**Goal of the exercise**
Return all of the data exactly as given.

**Supplied data**

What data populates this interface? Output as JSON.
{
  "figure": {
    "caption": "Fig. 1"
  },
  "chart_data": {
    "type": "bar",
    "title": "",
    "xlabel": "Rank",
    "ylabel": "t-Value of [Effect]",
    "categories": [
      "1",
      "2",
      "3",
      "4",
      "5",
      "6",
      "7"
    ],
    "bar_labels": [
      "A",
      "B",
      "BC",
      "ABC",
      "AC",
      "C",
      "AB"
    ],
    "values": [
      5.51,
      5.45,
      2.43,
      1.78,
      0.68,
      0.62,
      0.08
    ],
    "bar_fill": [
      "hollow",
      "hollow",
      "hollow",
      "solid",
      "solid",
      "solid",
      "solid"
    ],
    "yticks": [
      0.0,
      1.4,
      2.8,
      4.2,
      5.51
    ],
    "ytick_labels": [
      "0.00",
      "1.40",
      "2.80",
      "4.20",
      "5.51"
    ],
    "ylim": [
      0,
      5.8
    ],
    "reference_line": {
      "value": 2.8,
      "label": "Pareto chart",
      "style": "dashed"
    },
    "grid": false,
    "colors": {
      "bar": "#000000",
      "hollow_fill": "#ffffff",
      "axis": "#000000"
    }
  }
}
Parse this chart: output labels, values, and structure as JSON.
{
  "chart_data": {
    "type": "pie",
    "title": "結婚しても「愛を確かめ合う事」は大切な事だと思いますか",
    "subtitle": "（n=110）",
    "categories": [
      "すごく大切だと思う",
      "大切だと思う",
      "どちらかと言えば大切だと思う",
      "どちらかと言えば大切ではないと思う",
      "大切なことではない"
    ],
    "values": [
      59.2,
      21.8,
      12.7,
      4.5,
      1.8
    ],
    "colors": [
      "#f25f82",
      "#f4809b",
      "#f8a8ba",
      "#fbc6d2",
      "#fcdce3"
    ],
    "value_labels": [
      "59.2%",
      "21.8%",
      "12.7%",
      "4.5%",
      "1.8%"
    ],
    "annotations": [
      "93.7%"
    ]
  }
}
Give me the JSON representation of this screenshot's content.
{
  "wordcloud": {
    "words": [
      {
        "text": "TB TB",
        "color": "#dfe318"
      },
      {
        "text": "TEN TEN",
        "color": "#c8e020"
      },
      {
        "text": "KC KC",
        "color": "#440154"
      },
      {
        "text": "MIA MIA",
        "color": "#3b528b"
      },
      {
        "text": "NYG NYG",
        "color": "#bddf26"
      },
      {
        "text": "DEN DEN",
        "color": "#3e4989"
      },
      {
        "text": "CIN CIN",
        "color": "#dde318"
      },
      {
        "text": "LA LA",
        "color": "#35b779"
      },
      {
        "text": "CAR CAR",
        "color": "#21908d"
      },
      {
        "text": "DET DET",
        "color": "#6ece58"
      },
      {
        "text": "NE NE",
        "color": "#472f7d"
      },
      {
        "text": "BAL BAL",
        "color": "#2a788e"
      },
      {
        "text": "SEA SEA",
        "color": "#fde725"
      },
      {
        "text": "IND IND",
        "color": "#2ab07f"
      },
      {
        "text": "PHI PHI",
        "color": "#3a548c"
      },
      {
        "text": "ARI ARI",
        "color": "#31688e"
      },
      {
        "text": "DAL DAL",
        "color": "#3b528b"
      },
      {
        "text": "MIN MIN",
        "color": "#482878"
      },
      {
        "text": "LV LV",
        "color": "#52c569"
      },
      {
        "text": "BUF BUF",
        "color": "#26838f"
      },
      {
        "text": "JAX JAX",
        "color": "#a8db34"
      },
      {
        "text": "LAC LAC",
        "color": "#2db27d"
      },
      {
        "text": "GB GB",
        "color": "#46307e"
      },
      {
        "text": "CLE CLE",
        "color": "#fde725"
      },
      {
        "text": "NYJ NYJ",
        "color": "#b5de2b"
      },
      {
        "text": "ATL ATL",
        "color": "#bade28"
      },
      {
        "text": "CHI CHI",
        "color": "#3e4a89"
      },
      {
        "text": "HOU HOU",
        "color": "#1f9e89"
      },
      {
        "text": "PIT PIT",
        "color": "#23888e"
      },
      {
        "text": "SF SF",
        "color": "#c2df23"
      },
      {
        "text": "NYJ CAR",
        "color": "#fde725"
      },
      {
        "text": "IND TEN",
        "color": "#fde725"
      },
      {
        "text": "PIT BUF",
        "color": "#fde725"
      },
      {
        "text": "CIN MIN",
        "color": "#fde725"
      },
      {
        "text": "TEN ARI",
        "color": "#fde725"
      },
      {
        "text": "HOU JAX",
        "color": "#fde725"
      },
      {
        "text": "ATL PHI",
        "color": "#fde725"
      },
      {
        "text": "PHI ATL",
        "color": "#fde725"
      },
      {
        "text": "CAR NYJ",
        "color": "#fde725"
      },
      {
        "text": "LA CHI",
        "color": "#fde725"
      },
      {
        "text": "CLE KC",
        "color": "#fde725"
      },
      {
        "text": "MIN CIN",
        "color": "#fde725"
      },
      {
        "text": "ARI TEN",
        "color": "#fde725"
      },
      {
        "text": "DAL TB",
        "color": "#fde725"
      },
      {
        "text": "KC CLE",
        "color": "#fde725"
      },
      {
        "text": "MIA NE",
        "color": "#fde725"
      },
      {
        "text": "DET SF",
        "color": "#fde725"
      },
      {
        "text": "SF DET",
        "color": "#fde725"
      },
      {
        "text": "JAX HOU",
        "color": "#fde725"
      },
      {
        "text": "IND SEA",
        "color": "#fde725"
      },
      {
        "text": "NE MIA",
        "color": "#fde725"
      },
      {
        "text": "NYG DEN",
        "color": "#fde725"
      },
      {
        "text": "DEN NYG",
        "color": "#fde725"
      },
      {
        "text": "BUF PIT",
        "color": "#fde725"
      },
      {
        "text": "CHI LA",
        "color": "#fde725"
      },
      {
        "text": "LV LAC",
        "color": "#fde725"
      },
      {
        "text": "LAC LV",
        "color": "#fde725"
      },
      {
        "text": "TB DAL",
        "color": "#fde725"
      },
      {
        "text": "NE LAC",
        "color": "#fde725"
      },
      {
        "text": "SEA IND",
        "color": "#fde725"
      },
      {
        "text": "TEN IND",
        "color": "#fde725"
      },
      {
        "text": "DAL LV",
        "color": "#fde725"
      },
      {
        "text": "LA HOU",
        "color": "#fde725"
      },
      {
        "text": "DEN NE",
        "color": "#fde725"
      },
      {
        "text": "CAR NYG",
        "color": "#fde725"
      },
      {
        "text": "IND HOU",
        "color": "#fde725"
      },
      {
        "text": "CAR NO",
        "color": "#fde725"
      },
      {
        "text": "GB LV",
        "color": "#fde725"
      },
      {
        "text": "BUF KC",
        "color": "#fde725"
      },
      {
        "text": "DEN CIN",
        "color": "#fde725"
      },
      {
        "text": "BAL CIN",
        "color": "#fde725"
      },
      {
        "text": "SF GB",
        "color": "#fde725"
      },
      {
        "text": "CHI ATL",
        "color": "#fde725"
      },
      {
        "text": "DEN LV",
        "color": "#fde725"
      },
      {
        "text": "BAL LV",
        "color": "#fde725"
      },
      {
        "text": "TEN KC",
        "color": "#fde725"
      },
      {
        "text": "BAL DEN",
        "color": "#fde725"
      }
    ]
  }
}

**Result**
What data populates this interface? Output as JSON.
{
  "figure": {
    "caption": "Fig. 1"
  },
  "chart_data": {
    "type": "bar",
    "title": "",
    "xlabel": "Rank",
    "ylabel": "t-Value of [Effect]",
    "categories": [
      "1",
      "2",
      "3",
      "4",
      "5",
      "6",
      "7"
    ],
    "bar_labels": [
      "A",
      "B",
      "BC",
      "ABC",
      "AC",
      "C",
      "AB"
    ],
    "values": [
      5.51,
      5.45,
      2.43,
      1.78,
      0.68,
      0.62,
      0.08
    ],
    "bar_fill": [
      "hollow",
      "hollow",
      "hollow",
      "solid",
      "solid",
      "solid",
      "solid"
    ],
    "yticks": [
      0.0,
      1.4,
      2.8,
      4.2,
      5.51
    ],
    "ytick_labels": [
      "0.00",
      "1.40",
      "2.80",
      "4.20",
      "5.51"
    ],
    "ylim": [
      0,
      5.8
    ],
    "reference_line": {
      "value": 2.8,
      "label": "Pareto chart",
      "style": "dashed"
    },
    "grid": false,
    "colors": {
      "bar": "#000000",
      "hollow_fill": "#ffffff",
      "axis": "#000000"
    }
  }
}
Parse this chart: output labels, values, and structure as JSON.
{
  "chart_data": {
    "type": "pie",
    "title": "結婚しても「愛を確かめ合う事」は大切な事だと思いますか",
    "subtitle": "（n=110）",
    "categories": [
      "すごく大切だと思う",
      "大切だと思う",
      "どちらかと言えば大切だと思う",
      "どちらかと言えば大切ではないと思う",
      "大切なことではない"
    ],
    "values": [
      59.2,
      21.8,
      12.7,
      4.5,
      1.8
    ],
    "colors": [
      "#f25f82",
      "#f4809b",
      "#f8a8ba",
      "#fbc6d2",
      "#fcdce3"
    ],
    "value_labels": [
      "59.2%",
      "21.8%",
      "12.7%",
      "4.5%",
      "1.8%"
    ],
    "annotations": [
      "93.7%"
    ]
  }
}
Give me the JSON representation of this screenshot's content.
{
  "wordcloud": {
    "words": [
      {
        "text": "TB TB",
        "color": "#dfe318"
      },
      {
        "text": "TEN TEN",
        "color": "#c8e020"
      },
      {
        "text": "KC KC",
        "color": "#440154"
      },
      {
        "text": "MIA MIA",
        "color": "#3b528b"
      },
      {
        "text": "NYG NYG",
        "color": "#bddf26"
      },
      {
        "text": "DEN DEN",
        "color": "#3e4989"
      },
      {
        "text": "CIN CIN",
        "color": "#dde318"
      },
      {
        "text": "LA LA",
        "color": "#35b779"
      },
      {
        "text": "CAR CAR",
        "color": "#21908d"
      },
      {
        "text": "DET DET",
        "color": "#6ece58"
      },
      {
        "text": "NE NE",
        "color": "#472f7d"
      },
      {
        "text": "BAL BAL",
        "color": "#2a788e"
      },
      {
        "text": "SEA SEA",
        "color": "#fde725"
      },
      {
        "text": "IND IND",
        "color": "#2ab07f"
      },
      {
        "text": "PHI PHI",
        "color": "#3a548c"
      },
      {
        "text": "ARI ARI",
        "color": "#31688e"
      },
      {
        "text": "DAL DAL",
        "color": "#3b528b"
      },
      {
        "text": "MIN MIN",
        "color": "#482878"
      },
      {
        "text": "LV LV",
        "color": "#52c569"
      },
      {
        "text": "BUF BUF",
        "color": "#26838f"
      },
      {
        "text": "JAX JAX",
        "color": "#a8db34"
      },
      {
        "text": "LAC LAC",
        "color": "#2db27d"
      },
      {
        "text": "GB GB",
        "color": "#46307e"
      },
      {
        "text": "CLE CLE",
        "color": "#fde725"
      },
      {
        "text": "NYJ NYJ",
        "color": "#b5de2b"
      },
      {
        "text": "ATL ATL",
        "color": "#bade28"
      },
      {
        "text": "CHI CHI",
        "color": "#3e4a89"
      },
      {
        "text": "HOU HOU",
        "color": "#1f9e89"
      },
      {
        "text": "PIT PIT",
        "color": "#23888e"
      },
      {
        "text": "SF SF",
        "color": "#c2df23"
      },
      {
        "text": "NYJ CAR",
        "color": "#fde725"
      },
      {
        "text": "IND TEN",
        "color": "#fde725"
      },
      {
        "text": "PIT BUF",
        "color": "#fde725"
      },
      {
        "text": "CIN MIN",
        "color": "#fde725"
      },
      {
        "text": "TEN ARI",
        "color": "#fde725"
      },
      {
        "text": "HOU JAX",
        "color": "#fde725"
      },
      {
        "text": "ATL PHI",
        "color": "#fde725"
      },
      {
        "text": "PHI ATL",
        "color": "#fde725"
      },
      {
        "text": "CAR NYJ",
        "color": "#fde725"
      },
      {
        "text": "LA CHI",
        "color": "#fde725"
      },
      {
        "text": "CLE KC",
        "color": "#fde725"
      },
      {
        "text": "MIN CIN",
        "color": "#fde725"
      },
      {
        "text": "ARI TEN",
        "color": "#fde725"
      },
      {
        "text": "DAL TB",
        "color": "#fde725"
      },
      {
        "text": "KC CLE",
        "color": "#fde725"
      },
      {
        "text": "MIA NE",
        "color": "#fde725"
      },
      {
        "text": "DET SF",
        "color": "#fde725"
      },
      {
        "text": "SF DET",
        "color": "#fde725"
      },
      {
        "text": "JAX HOU",
        "color": "#fde725"
      },
      {
        "text": "IND SEA",
        "color": "#fde725"
      },
      {
        "text": "NE MIA",
        "color": "#fde725"
      },
      {
        "text": "NYG DEN",
        "color": "#fde725"
      },
      {
        "text": "DEN NYG",
        "color": "#fde725"
      },
      {
        "text": "BUF PIT",
        "color": "#fde725"
      },
      {
        "text": "CHI LA",
        "color": "#fde725"
      },
      {
        "text": "LV LAC",
        "color": "#fde725"
      },
      {
        "text": "LAC LV",
        "color": "#fde725"
      },
      {
        "text": "TB DAL",
        "color": "#fde725"
      },
      {
        "text": "NE LAC",
        "color": "#fde725"
      },
      {
        "text": "SEA IND",
        "color": "#fde725"
      },
      {
        "text": "TEN IND",
        "color": "#fde725"
      },
      {
        "text": "DAL LV",
        "color": "#fde725"
      },
      {
        "text": "LA HOU",
        "color": "#fde725"
      },
      {
        "text": "DEN NE",
        "color": "#fde725"
      },
      {
        "text": "CAR NYG",
        "color": "#fde725"
      },
      {
        "text": "IND HOU",
        "color": "#fde725"
      },
      {
        "text": "CAR NO",
        "color": "#fde725"
      },
      {
        "text": "GB LV",
        "color": "#fde725"
      },
      {
        "text": "BUF KC",
        "color": "#fde725"
      },
      {
        "text": "DEN CIN",
        "color": "#fde725"
      },
      {
        "text": "BAL CIN",
        "color": "#fde725"
      },
      {
        "text": "SF GB",
        "color": "#fde725"
      },
      {
        "text": "CHI ATL",
        "color": "#fde725"
      },
      {
        "text": "DEN LV",
        "color": "#fde725"
      },
      {
        "text": "BAL LV",
        "color": "#fde725"
      },
      {
        "text": "TEN KC",
        "color": "#fde725"
      },
      {
        "text": "BAL DEN",
        "color": "#fde725"
      }
    ]
  }
}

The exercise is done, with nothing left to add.